▶ _Texto proporcionado_

*****

Antes de adoptar un Shih Tzu: lo que debes saber
Que un Shih Tzu llegue a un hogar lleno de amor es fundamental. Estos pequeños perros, conocidos por su carácter afectuoso, sociable y su apariencia encantadora, tienen un tamaño compacto que les permite adaptarse con facilidad tanto a departamentos como a casas con jardín. Sin embargo, más allá de su aspecto adorable, adoptar un Shih Tzu implica asumir un compromiso real con su bienestar.
Ya sea un cachorro o un perro adulto, la adopción es una decisión importante que conlleva responsabilidad, tiempo y dedicación. Aunque muchas personas buscan esta raza a través de criadores, también existen Shih Tzu que esperan una segunda oportunidad.
Algunos llegan a “SOS Shih Tzu” porque sus familias ya no pueden seguir cuidándolos, porque su tutor falleció o, en algunos casos, simplemente porque no cumplían las expectativas de quienes los adoptaron inicialmente. Por eso, antes de tomar la decisión de adoptar, es importante comprender que el Shih Tzu necesita compañía, cuidados diarios y una buena dosis de paciencia y cariño.

*****

▶ _Material proporcionado_
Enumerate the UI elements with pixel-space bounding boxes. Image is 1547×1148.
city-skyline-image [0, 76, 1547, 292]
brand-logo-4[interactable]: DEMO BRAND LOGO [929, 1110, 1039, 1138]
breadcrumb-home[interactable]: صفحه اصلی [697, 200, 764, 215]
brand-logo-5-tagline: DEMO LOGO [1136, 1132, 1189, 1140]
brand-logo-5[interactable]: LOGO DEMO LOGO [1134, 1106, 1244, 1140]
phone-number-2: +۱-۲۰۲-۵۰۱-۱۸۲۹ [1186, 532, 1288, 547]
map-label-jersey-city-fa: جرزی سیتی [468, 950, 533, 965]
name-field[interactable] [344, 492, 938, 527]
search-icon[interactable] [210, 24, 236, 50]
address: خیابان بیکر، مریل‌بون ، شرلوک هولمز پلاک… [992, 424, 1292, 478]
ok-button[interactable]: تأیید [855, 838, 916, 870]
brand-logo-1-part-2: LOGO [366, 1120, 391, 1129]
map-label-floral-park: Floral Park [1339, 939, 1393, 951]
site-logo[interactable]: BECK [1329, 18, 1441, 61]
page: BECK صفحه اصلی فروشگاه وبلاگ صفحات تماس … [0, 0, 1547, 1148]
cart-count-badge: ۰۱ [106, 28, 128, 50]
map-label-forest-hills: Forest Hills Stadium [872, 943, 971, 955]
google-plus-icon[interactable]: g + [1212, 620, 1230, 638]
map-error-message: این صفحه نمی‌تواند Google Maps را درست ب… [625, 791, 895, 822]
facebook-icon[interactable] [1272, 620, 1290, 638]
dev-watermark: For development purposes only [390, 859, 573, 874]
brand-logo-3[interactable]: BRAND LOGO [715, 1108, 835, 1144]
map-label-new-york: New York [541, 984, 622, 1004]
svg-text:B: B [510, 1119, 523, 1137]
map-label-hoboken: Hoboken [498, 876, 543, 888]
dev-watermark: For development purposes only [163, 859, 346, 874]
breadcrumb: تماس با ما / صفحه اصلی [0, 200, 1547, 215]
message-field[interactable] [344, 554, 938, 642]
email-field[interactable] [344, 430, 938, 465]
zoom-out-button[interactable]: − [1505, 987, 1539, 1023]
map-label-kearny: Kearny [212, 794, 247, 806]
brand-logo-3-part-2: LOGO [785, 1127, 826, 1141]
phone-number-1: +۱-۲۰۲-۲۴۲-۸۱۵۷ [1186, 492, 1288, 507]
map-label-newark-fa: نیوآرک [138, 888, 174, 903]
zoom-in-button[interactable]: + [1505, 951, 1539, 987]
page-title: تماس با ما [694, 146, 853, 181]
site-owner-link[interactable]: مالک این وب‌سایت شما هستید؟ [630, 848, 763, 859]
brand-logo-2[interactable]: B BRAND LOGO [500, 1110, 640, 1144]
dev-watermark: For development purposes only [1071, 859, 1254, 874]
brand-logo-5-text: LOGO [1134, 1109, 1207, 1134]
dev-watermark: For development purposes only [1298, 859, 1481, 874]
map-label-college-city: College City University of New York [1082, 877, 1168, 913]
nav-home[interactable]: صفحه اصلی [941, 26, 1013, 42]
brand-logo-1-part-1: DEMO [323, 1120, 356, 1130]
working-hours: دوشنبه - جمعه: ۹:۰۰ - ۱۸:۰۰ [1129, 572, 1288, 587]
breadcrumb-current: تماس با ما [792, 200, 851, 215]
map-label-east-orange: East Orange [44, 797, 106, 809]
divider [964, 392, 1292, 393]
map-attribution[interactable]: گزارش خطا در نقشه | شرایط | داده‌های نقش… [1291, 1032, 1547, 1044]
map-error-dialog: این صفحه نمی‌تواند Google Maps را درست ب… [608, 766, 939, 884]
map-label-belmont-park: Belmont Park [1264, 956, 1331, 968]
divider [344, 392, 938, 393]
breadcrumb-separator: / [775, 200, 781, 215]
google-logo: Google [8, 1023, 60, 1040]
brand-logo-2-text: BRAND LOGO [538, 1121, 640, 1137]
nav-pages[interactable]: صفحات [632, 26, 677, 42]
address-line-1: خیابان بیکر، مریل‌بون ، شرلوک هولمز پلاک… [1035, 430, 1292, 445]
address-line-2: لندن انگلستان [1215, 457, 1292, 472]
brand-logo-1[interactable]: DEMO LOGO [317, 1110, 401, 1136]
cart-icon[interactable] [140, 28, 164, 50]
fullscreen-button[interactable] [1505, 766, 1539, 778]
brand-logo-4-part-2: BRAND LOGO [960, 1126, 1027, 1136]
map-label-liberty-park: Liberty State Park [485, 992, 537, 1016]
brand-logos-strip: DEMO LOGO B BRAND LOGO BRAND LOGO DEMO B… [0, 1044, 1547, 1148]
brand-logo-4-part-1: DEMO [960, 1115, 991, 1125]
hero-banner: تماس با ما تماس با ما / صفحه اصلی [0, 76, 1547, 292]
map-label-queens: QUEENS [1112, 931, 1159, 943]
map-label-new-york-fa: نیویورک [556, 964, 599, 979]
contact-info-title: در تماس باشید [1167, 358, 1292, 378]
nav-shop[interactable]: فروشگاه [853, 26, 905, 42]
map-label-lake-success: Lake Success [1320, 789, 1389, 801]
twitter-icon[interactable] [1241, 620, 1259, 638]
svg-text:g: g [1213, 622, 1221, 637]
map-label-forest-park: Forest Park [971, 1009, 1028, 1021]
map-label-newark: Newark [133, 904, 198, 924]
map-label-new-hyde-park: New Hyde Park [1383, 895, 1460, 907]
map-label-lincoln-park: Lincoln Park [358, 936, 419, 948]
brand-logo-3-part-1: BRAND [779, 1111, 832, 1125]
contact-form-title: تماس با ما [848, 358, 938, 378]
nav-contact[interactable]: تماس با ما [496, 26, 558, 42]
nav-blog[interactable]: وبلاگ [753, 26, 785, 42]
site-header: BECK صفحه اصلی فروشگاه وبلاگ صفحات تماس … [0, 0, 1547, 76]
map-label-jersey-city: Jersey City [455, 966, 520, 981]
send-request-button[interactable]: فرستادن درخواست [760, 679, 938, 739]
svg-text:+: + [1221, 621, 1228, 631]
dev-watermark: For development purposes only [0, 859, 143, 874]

*****

▶ _Tareas a realizar_
(a) Responde estas preguntas a partir del texto sobre la adopción de un Shih Tzu:
(i) ¿A qué tipos de vivienda puede adaptarse un Shih Tzu?
(ii) ¿Qué conlleva la decisión de adoptar?
(iii) ¿Por qué motivos llegan algunos perros a "SOS Shih Tzu"?
(b) Por favor, indica si cada afirmación concuerda con el texto sobre la adopción de un Shih Tzu. Responde sí o no y cita las palabras del texto que lo deciden.
(i) El Shih Tzu solo puede vivir en casas con jardín.
(ii) Los Shih Tzu se consiguen únicamente a través de criadores.
(iii) El Shih Tzu necesita compañía y cuidados diarios.
(c) Prosigue el texto sobre la adopción de un Shih Tzu a partir de su último párrafo.

▶ _Respuestas por número_
(a)
(i) A departamentos y a casas con jardín.
(ii) Responsabilidad, tiempo y dedicación.
(iii) Porque sus familias ya no pueden seguir cuidándolos, porque su tutor falleció o, en algunos casos, porque no cumplían las expectativas de quienes los adoptaron inicialmente.

(b)
(i) No: "tienen un tamaño compacto que les permite adaptarse con facilidad tanto a departamentos como a casas con jardín".
(ii) No: "también existen Shih Tzu que esperan una segunda oportunidad".
(iii) Sí: "el Shih Tzu necesita compañía, cuidados diarios y una buena dosis de paciencia y cariño".

(c)
Acá te dejamos algunos consejos que debes tener en consideración si quieres adoptar a uno de estos adorables peluditos:
Prepara tu casa.
Antes de la llegada de un nuevo integrante, es importante preparar la casa para que sea un espacio seguro y acogedor. Lo ideal es que el perro tenga un lugar tranquilo donde descansar, con una cama cómoda que le permita sentirse protegido y relajado.
También es recomendable revisar los espacios potencialmente peligrosos del hogar. Si vives en un departamento, por ejemplo, es fundamental instalar mallas de seguridad en balcones o ventanas, y evitar rejas o aberturas amplias por donde el perro pueda escapar o quedar atrapado.
Los juguetes también cumplen un rol importante. El Shih Tzu es un perro curioso y juguetón por naturaleza, por lo que contar con distintos juguetes ayudará a estimularlo, entretenerlo y favorecer su bienestar.
Entrenamiento.
El Shih Tzu es un perro inteligente, aunque también puede ser algo testarudo. Por eso, su educación debe comenzar desde el principio, siempre con paciencia, constancia y mucho cariño.
Establecer rutinas claras, definir límites y utilizar refuerzo positivo; como premios, caricias o palabras de aprobación; ayudará a que el aprendizaje sea más efectivo y fortalecerá el vínculo entre el perro y su nueva familia.
Salud.
El bienestar de un Shih Tzu también depende de controles veterinarios regulares. Las revisiones periódicas permiten detectar a tiempo posibles problemas de salud y mantener al día su calendario de vacunación.
Además, es importante prestar atención a su higiene general, incluyendo el cuidado del pelaje, la limpieza de los ojos, el corte de uñas y la salud dental, aspectos fundamentales para que se mantenga sano y cómodo.
Un compromiso para toda la vida.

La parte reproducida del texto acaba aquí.